▶ [WRITTEN PROBLEM] Output exactly the lines from the line with "What does this" through the end of the records below. Include nothing else.

[Data records]
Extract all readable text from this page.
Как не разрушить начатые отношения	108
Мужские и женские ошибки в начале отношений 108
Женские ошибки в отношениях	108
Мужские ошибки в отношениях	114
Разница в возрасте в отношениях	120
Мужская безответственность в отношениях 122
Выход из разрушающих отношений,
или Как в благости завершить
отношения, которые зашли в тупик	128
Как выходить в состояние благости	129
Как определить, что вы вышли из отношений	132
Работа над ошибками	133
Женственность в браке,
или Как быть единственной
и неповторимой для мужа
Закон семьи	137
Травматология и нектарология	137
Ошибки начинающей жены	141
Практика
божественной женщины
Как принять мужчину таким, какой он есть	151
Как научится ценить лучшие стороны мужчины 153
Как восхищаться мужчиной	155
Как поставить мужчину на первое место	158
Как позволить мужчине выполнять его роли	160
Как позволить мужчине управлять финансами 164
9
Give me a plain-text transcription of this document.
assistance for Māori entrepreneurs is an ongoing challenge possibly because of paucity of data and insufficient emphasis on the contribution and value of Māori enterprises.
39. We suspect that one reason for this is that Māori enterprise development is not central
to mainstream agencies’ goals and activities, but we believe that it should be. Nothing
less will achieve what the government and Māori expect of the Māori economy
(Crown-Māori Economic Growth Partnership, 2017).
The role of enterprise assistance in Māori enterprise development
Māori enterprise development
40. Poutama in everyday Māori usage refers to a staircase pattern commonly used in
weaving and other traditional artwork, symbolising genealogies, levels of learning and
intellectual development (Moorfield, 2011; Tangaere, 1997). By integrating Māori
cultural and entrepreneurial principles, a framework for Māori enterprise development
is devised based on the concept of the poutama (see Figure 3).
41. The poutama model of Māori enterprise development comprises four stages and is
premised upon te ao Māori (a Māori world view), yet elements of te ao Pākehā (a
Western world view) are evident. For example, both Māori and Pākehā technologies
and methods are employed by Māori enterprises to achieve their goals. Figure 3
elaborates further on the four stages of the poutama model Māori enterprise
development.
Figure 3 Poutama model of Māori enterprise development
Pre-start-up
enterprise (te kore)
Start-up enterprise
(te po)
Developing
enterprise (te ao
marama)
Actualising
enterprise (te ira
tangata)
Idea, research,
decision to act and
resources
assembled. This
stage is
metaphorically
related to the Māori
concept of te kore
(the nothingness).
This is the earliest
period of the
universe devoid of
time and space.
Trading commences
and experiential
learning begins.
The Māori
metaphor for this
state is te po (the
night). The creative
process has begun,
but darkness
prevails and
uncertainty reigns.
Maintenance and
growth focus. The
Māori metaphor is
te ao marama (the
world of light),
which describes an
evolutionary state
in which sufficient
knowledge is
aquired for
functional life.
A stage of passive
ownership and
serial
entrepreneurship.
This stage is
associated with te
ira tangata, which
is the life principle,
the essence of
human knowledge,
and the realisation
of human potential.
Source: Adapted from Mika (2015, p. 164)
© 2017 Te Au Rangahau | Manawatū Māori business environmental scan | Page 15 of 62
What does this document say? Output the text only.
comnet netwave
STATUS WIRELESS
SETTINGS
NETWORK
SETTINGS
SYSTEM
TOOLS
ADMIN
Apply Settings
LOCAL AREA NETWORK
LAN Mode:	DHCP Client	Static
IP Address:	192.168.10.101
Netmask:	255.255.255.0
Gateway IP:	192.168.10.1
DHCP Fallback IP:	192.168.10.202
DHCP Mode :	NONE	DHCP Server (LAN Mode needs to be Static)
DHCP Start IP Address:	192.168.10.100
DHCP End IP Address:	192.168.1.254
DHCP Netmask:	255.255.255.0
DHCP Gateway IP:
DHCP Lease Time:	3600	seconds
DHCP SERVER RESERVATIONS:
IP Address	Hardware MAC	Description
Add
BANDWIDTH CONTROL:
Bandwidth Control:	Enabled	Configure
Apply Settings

▶ [ANSWER TO THE EXERCISE]
What does this document say? Output the text only.
comnet netwave
STATUS WIRELESS
SETTINGS
NETWORK
SETTINGS
SYSTEM
TOOLS
ADMIN
Apply Settings
LOCAL AREA NETWORK
LAN Mode:	DHCP Client	Static
IP Address:	192.168.10.101
Netmask:	255.255.255.0
Gateway IP:	192.168.10.1
DHCP Fallback IP:	192.168.10.202
DHCP Mode :	NONE	DHCP Server (LAN Mode needs to be Static)
DHCP Start IP Address:	192.168.10.100
DHCP End IP Address:	192.168.1.254
DHCP Netmask:	255.255.255.0
DHCP Gateway IP:
DHCP Lease Time:	3600	seconds
DHCP SERVER RESERVATIONS:
IP Address	Hardware MAC	Description
Add
BANDWIDTH CONTROL:
Bandwidth Control:	Enabled	Configure
Apply Settings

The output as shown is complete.